> _Supplied data_
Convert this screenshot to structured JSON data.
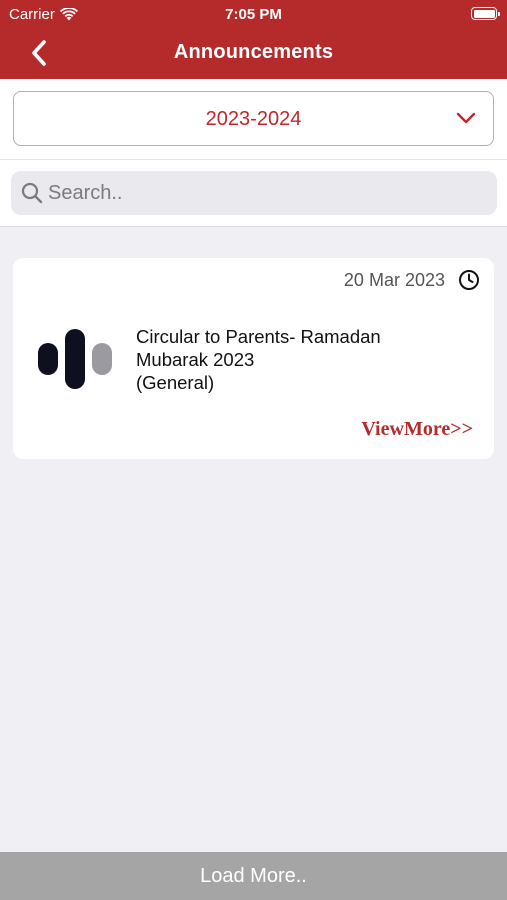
{
  "status_bar": {
    "carrier": "Carrier",
    "time": "7:05 PM"
  },
  "nav": {
    "title": "Announcements"
  },
  "year_select": {
    "value": "2023-2024"
  },
  "search": {
    "placeholder": "Search.."
  },
  "announcements": [
    {
      "date": "20 Mar 2023",
      "title": "Circular to Parents- Ramadan Mubarak 2023",
      "category": "(General)",
      "view_more": "ViewMore>>"
    }
  ],
  "footer": {
    "load_more": "Load More.."
  },
  "colors": {
    "brand": "#b52b2b",
    "accent_text": "#c0272d",
    "background": "#efeff4",
    "load_more_bar": "#a5a5a5"
  },
  "icons": {
    "wifi": "wifi-icon",
    "battery": "battery-icon",
    "back": "chevron-left-icon",
    "dropdown": "chevron-down-icon",
    "search": "search-icon",
    "clock": "clock-icon",
    "logo": "school-logo-icon"
  }
}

> _Instructions for the task_
Output every entry verbatim. Pictures do not belong in the copy.

> _Written solution_
Convert this screenshot to structured JSON data.
{
  "status_bar": {
    "carrier": "Carrier",
    "time": "7:05 PM"
  },
  "nav": {
    "title": "Announcements"
  },
  "year_select": {
    "value": "2023-2024"
  },
  "search": {
    "placeholder": "Search.."
  },
  "announcements": [
    {
      "date": "20 Mar 2023",
      "title": "Circular to Parents- Ramadan Mubarak 2023",
      "category": "(General)",
      "view_more": "ViewMore>>"
    }
  ],
  "footer": {
    "load_more": "Load More.."
  },
  "colors": {
    "brand": "#b52b2b",
    "accent_text": "#c0272d",
    "background": "#efeff4",
    "load_more_bar": "#a5a5a5"
  },
  "icons": {
    "wifi": "wifi-icon",
    "battery": "battery-icon",
    "back": "chevron-left-icon",
    "dropdown": "chevron-down-icon",
    "search": "search-icon",
    "clock": "clock-icon",
    "logo": "school-logo-icon"
  }
}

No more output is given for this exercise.